__What the task asks__
Are you able to retype all the records below exactly?

__Given information__
◆ ◆ ◆ ◆ ◆ ◆ ◆

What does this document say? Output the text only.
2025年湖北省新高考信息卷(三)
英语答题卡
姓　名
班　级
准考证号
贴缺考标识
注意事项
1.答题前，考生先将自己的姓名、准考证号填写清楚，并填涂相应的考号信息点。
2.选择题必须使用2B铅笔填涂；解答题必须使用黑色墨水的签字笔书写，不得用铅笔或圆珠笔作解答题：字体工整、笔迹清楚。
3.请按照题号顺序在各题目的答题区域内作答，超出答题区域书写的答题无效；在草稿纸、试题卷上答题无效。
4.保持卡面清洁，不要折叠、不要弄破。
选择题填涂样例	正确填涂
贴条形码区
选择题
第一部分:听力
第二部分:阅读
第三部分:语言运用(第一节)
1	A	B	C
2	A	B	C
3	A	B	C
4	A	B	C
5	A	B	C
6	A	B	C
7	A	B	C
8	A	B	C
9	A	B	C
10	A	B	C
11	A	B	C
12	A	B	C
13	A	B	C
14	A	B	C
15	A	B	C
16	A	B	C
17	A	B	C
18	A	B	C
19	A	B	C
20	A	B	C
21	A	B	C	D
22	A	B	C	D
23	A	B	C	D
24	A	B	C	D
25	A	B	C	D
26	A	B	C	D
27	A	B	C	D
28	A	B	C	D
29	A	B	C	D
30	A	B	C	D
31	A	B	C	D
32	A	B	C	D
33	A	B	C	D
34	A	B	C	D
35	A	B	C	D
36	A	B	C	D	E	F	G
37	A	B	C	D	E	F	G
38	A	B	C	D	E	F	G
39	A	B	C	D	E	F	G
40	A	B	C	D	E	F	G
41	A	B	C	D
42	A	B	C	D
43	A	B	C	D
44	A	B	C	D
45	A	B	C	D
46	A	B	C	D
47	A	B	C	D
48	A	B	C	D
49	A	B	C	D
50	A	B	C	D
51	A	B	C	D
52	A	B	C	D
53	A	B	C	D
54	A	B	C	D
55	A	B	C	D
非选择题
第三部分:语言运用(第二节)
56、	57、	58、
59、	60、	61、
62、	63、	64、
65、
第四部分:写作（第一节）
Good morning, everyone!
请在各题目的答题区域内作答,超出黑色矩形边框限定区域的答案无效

◆ ◆ ◆ ◆ ◆ ◆ ◆

__Output of the exercise__
What does this document say? Output the text only.
2025年湖北省新高考信息卷(三)
英语答题卡
姓　名
班　级
准考证号
贴缺考标识
注意事项
1.答题前，考生先将自己的姓名、准考证号填写清楚，并填涂相应的考号信息点。
2.选择题必须使用2B铅笔填涂；解答题必须使用黑色墨水的签字笔书写，不得用铅笔或圆珠笔作解答题：字体工整、笔迹清楚。
3.请按照题号顺序在各题目的答题区域内作答，超出答题区域书写的答题无效；在草稿纸、试题卷上答题无效。
4.保持卡面清洁，不要折叠、不要弄破。
选择题填涂样例	正确填涂
贴条形码区
选择题
第一部分:听力
第二部分:阅读
第三部分:语言运用(第一节)
1	A	B	C
2	A	B	C
3	A	B	C
4	A	B	C
5	A	B	C
6	A	B	C
7	A	B	C
8	A	B	C
9	A	B	C
10	A	B	C
11	A	B	C
12	A	B	C
13	A	B	C
14	A	B	C
15	A	B	C
16	A	B	C
17	A	B	C
18	A	B	C
19	A	B	C
20	A	B	C
21	A	B	C	D
22	A	B	C	D
23	A	B	C	D
24	A	B	C	D
25	A	B	C	D
26	A	B	C	D
27	A	B	C	D
28	A	B	C	D
29	A	B	C	D
30	A	B	C	D
31	A	B	C	D
32	A	B	C	D
33	A	B	C	D
34	A	B	C	D
35	A	B	C	D
36	A	B	C	D	E	F	G
37	A	B	C	D	E	F	G
38	A	B	C	D	E	F	G
39	A	B	C	D	E	F	G
40	A	B	C	D	E	F	G
41	A	B	C	D
42	A	B	C	D
43	A	B	C	D
44	A	B	C	D
45	A	B	C	D
46	A	B	C	D
47	A	B	C	D
48	A	B	C	D
49	A	B	C	D
50	A	B	C	D
51	A	B	C	D
52	A	B	C	D
53	A	B	C	D
54	A	B	C	D
55	A	B	C	D
非选择题
第三部分:语言运用(第二节)
56、	57、	58、
59、	60、	61、
62、	63、	64、
65、
第四部分:写作（第一节）
Good morning, everyone!
请在各题目的答题区域内作答,超出黑色矩形边框限定区域的答案无效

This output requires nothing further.